* WHAT YOU HAVE TO DO *
Pull out every line with the word "false".

* DATA SUPPLIED *
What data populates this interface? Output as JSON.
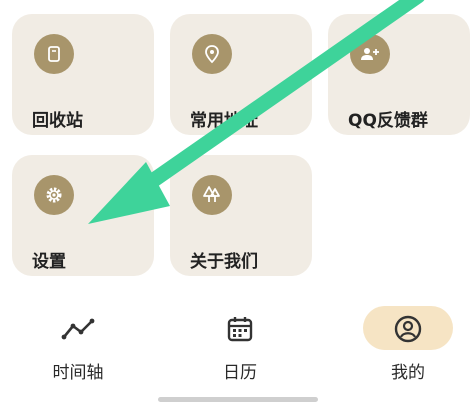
{
  "tiles": [
    {
      "label": "回收站",
      "icon": "trash-icon"
    },
    {
      "label": "常用地址",
      "icon": "location-pin-icon"
    },
    {
      "label": "QQ反馈群",
      "icon": "group-add-icon"
    },
    {
      "label": "设置",
      "icon": "gear-icon"
    },
    {
      "label": "关于我们",
      "icon": "trees-icon"
    }
  ],
  "bottom_nav": [
    {
      "label": "时间轴",
      "icon": "timeline-icon",
      "selected": false
    },
    {
      "label": "日历",
      "icon": "calendar-icon",
      "selected": false
    },
    {
      "label": "我的",
      "icon": "profile-icon",
      "selected": true
    }
  ],
  "colors": {
    "tile_bg": "#f1ece4",
    "icon_bg": "#a8956b",
    "selected_pill": "#f6e4c4",
    "annotation_arrow": "#3ed39a"
  }
}
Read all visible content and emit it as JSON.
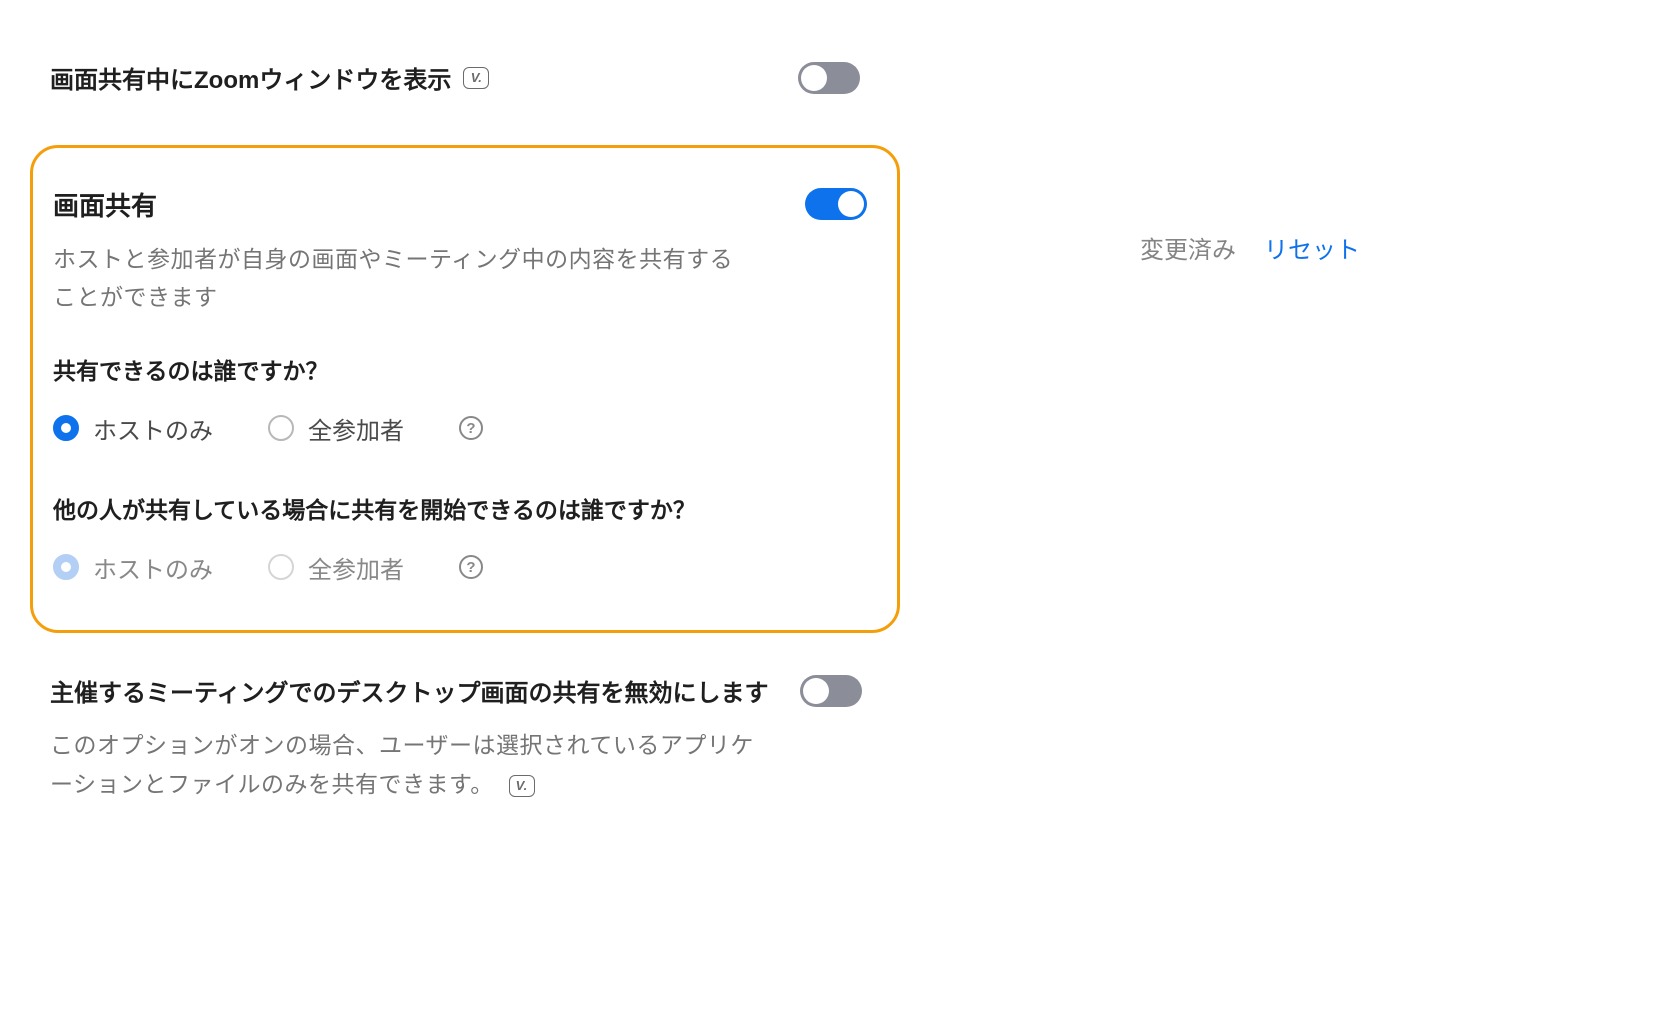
{
  "settings": {
    "show_zoom_window": {
      "title": "画面共有中にZoomウィンドウを表示",
      "toggle_state": "off",
      "has_version_badge": true,
      "version_badge_text": "V."
    },
    "screen_sharing": {
      "title": "画面共有",
      "description": "ホストと参加者が自身の画面やミーティング中の内容を共有することができます",
      "toggle_state": "on",
      "who_can_share": {
        "question": "共有できるのは誰ですか？",
        "options": [
          {
            "label": "ホストのみ",
            "selected": true
          },
          {
            "label": "全参加者",
            "selected": false
          }
        ]
      },
      "who_can_start": {
        "question": "他の人が共有している場合に共有を開始できるのは誰ですか？",
        "options": [
          {
            "label": "ホストのみ",
            "selected": true,
            "disabled": true
          },
          {
            "label": "全参加者",
            "selected": false,
            "disabled": true
          }
        ]
      }
    },
    "disable_desktop_share": {
      "title": "主催するミーティングでのデスクトップ画面の共有を無効にします",
      "description": "このオプションがオンの場合、ユーザーは選択されているアプリケーションとファイルのみを共有できます。",
      "toggle_state": "off",
      "has_version_badge": true,
      "version_badge_text": "V."
    }
  },
  "status": {
    "modified_label": "変更済み",
    "reset_label": "リセット"
  },
  "help_icon_text": "?"
}
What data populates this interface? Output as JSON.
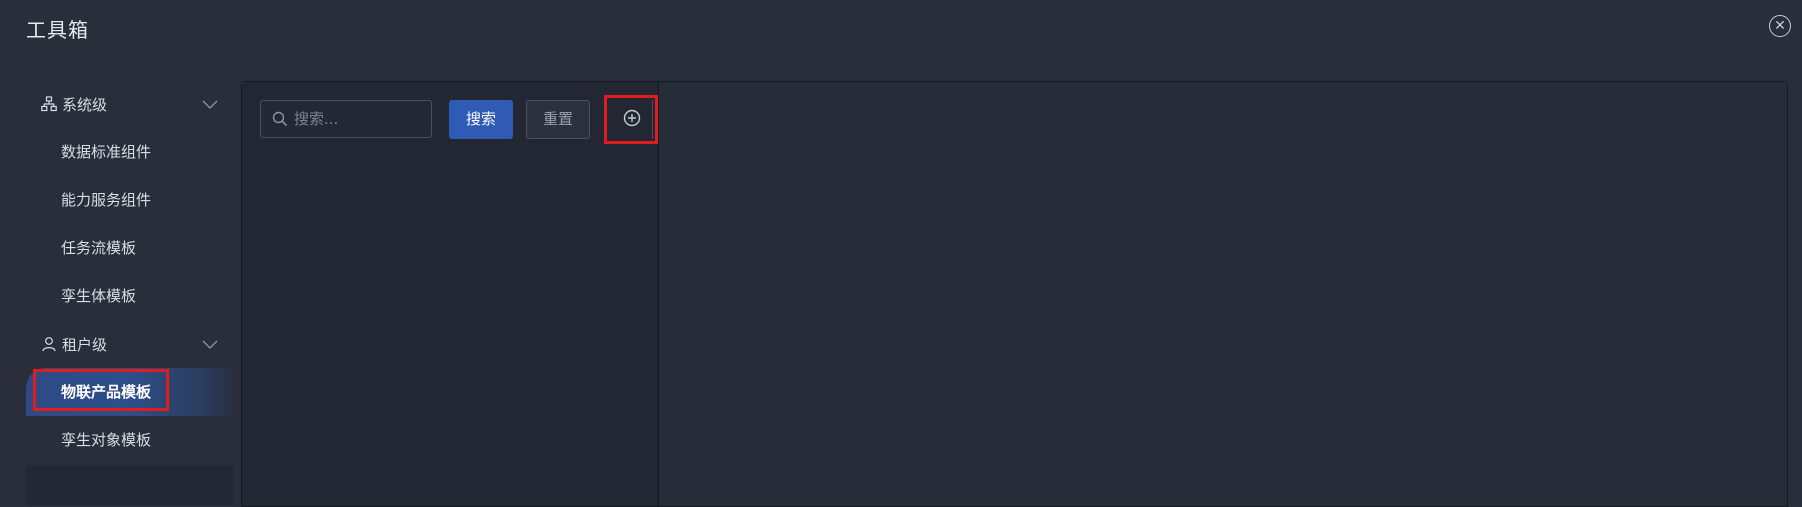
{
  "window": {
    "title": "工具箱",
    "close_icon": "close-circle-icon"
  },
  "sidebar": {
    "groups": [
      {
        "label": "系统级",
        "icon": "hierarchy-icon",
        "items": [
          "数据标准组件",
          "能力服务组件",
          "任务流模板",
          "孪生体模板"
        ]
      },
      {
        "label": "租户级",
        "icon": "user-icon",
        "items": [
          "物联产品模板",
          "孪生对象模板"
        ]
      }
    ],
    "active_item": "物联产品模板"
  },
  "toolbar": {
    "search_placeholder": "搜索...",
    "search_value": "",
    "search_label": "搜索",
    "reset_label": "重置",
    "add_icon": "add-circle-icon"
  },
  "colors": {
    "background": "#292e3a",
    "panel": "#222733",
    "accent": "#2f5bb5",
    "highlight_border": "#e21b1b"
  }
}
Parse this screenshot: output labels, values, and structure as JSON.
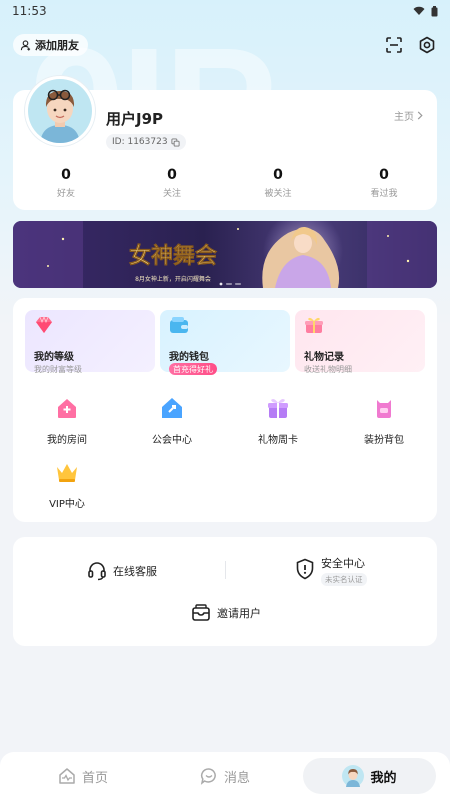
{
  "status_bar": {
    "time": "11:53"
  },
  "header": {
    "add_friend_label": "添加朋友"
  },
  "profile": {
    "username": "用户J9P",
    "user_id": "ID: 1163723",
    "homepage_link": "主页",
    "stats": [
      {
        "value": "0",
        "label": "好友"
      },
      {
        "value": "0",
        "label": "关注"
      },
      {
        "value": "0",
        "label": "被关注"
      },
      {
        "value": "0",
        "label": "看过我"
      }
    ]
  },
  "banner": {
    "title": "女神舞会",
    "subtitle": "8月女神上新，开启闪耀舞会"
  },
  "features": [
    {
      "title": "我的等级",
      "subtitle": "我的财富等级"
    },
    {
      "title": "我的钱包",
      "badge": "首充得好礼"
    },
    {
      "title": "礼物记录",
      "subtitle": "收送礼物明细"
    }
  ],
  "grid": [
    {
      "label": "我的房间",
      "icon": "home-icon"
    },
    {
      "label": "公会中心",
      "icon": "guild-icon"
    },
    {
      "label": "礼物周卡",
      "icon": "gift-card-icon"
    },
    {
      "label": "装扮背包",
      "icon": "backpack-icon"
    },
    {
      "label": "VIP中心",
      "icon": "crown-icon"
    }
  ],
  "services": {
    "online_service": "在线客服",
    "security_center": "安全中心",
    "security_status": "未实名认证",
    "invite_users": "邀请用户"
  },
  "tabs": [
    {
      "label": "首页",
      "icon": "pulse-icon"
    },
    {
      "label": "消息",
      "icon": "chat-icon"
    },
    {
      "label": "我的",
      "icon": "avatar-icon"
    }
  ],
  "colors": {
    "accent_pink": "#ff4d87",
    "background": "#f2f4f8",
    "top_gradient": "#d7f1fb"
  }
}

* FULL ANSWER *
      "selected": false
      "selected": false
            "selected": false
            "selected": false,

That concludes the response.